Your task is to copy every line of the records below that contains "北方稀土".
★ ★ ★ ★ ★
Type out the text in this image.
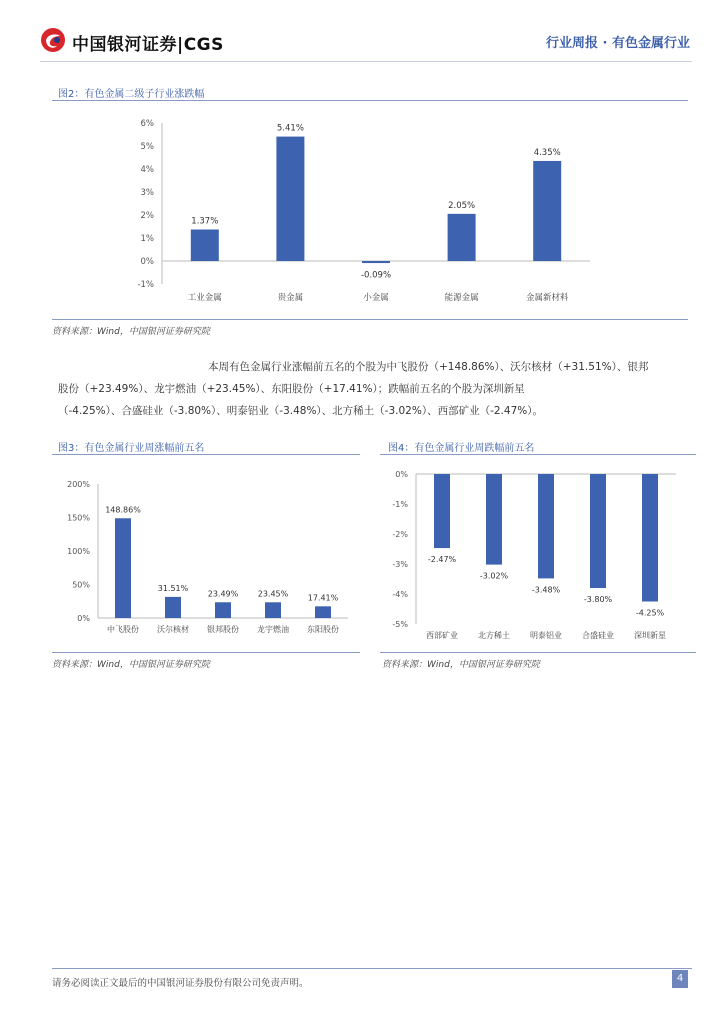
中国银河证券|CGS	行业周报 · 有色金属行业
图2：有色金属二级子行业涨跌幅
-1%
0%
1%
2%
3%
4%
5%
6%
1.37%
工业金属
5.41%
贵金属
-0.09%
小金属
2.05%
能源金属
4.35%
金属新材料
资料来源：Wind，中国银河证券研究院
本周有色金属行业涨幅前五名的个股为中飞股份（+148.86%）、沃尔核材（+31.51%）、银邦
股份（+23.49%）、龙宇燃油（+23.45%）、东阳股份（+17.41%）；跌幅前五名的个股为深圳新星
（-4.25%）、合盛硅业（-3.80%）、明泰铝业（-3.48%）、北方稀土（-3.02%）、西部矿业（-2.47%）。
图3：有色金属行业周涨幅前五名
0%
50%
100%
150%
200%
148.86%
中飞股份
31.51%
沃尔核材
23.49%
银邦股份
23.45%
龙宇燃油
17.41%
东阳股份
资料来源：Wind，中国银河证券研究院
图4：有色金属行业周跌幅前五名
-5%
-4%
-3%
-2%
-1%
0%
-2.47%
西部矿业
-3.02%
北方稀土
-3.48%
明泰铝业
-3.80%
合盛硅业
-4.25%
深圳新星
资料来源：Wind，中国银河证券研究院
请务必阅读正文最后的中国银河证券股份有限公司免责声明。	4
★ ★ ★ ★ ★
**Solved exercise**
（-4.25%）、合盛硅业（-3.80%）、明泰铝业（-3.48%）、北方稀土（-3.02%）、西部矿业（-2.47%）。
北方稀土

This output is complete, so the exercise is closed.